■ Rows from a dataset
--- START ---
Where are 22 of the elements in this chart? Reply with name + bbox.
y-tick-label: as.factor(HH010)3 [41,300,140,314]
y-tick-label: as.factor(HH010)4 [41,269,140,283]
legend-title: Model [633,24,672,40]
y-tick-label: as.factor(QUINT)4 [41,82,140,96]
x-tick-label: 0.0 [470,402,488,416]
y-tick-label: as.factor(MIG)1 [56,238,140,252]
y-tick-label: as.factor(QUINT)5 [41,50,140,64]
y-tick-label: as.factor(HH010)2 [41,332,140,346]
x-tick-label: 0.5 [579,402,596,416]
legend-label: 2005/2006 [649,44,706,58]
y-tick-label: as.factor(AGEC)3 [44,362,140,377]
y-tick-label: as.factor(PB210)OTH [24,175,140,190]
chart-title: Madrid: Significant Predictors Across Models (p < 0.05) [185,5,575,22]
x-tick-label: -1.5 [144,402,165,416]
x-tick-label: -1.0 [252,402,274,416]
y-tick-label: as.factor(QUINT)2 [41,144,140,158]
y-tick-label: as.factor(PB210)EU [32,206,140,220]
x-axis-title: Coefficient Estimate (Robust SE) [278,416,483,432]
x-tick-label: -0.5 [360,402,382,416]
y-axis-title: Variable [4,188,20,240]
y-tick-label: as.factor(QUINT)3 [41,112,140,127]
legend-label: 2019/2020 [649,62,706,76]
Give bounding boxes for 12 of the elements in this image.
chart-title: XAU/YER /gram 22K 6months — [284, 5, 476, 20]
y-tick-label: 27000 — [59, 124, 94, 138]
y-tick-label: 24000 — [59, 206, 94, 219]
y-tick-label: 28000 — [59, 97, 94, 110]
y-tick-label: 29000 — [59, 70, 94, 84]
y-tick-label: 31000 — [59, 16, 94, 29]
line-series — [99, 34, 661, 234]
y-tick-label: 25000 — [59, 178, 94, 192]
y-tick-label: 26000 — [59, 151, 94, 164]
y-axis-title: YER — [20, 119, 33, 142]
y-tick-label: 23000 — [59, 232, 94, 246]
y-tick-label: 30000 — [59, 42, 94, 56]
--- END ---
■ EXERCISE INSTRUCTIONS
Convert the data above into a JSON list of strings, with each line as one string and blank lines left out.

■ WORKED ANSWER
[
  "Where are 22 of the elements in this chart? Reply with name + bbox.",
  "y-tick-label: as.factor(HH010)3 [41,300,140,314]",
  "y-tick-label: as.factor(HH010)4 [41,269,140,283]",
  "legend-title: Model [633,24,672,40]",
  "y-tick-label: as.factor(QUINT)4 [41,82,140,96]",
  "x-tick-label: 0.0 [470,402,488,416]",
  "y-tick-label: as.factor(MIG)1 [56,238,140,252]",
  "y-tick-label: as.factor(QUINT)5 [41,50,140,64]",
  "y-tick-label: as.factor(HH010)2 [41,332,140,346]",
  "x-tick-label: 0.5 [579,402,596,416]",
  "legend-label: 2005/2006 [649,44,706,58]",
  "y-tick-label: as.factor(AGEC)3 [44,362,140,377]",
  "y-tick-label: as.factor(PB210)OTH [24,175,140,190]",
  "chart-title: Madrid: Significant Predictors Across Models (p < 0.05) [185,5,575,22]",
  "x-tick-label: -1.5 [144,402,165,416]",
  "x-tick-label: -1.0 [252,402,274,416]",
  "y-tick-label: as.factor(QUINT)2 [41,144,140,158]",
  "y-tick-label: as.factor(PB210)EU [32,206,140,220]",
  "x-axis-title: Coefficient Estimate (Robust SE) [278,416,483,432]",
  "x-tick-label: -0.5 [360,402,382,416]",
  "y-axis-title: Variable [4,188,20,240]",
  "y-tick-label: as.factor(QUINT)3 [41,112,140,127]",
  "legend-label: 2019/2020 [649,62,706,76]",
  "Give bounding boxes for 12 of the elements in this image.",
  "chart-title: XAU/YER /gram 22K 6months — [284, 5, 476, 20]",
  "y-tick-label: 27000 — [59, 124, 94, 138]",
  "y-tick-label: 24000 — [59, 206, 94, 219]",
  "y-tick-label: 28000 — [59, 97, 94, 110]",
  "y-tick-label: 29000 — [59, 70, 94, 84]",
  "y-tick-label: 31000 — [59, 16, 94, 29]",
  "line-series — [99, 34, 661, 234]",
  "y-tick-label: 25000 — [59, 178, 94, 192]",
  "y-tick-label: 26000 — [59, 151, 94, 164]",
  "y-axis-title: YER — [20, 119, 33, 142]",
  "y-tick-label: 23000 — [59, 232, 94, 246]",
  "y-tick-label: 30000 — [59, 42, 94, 56]"
]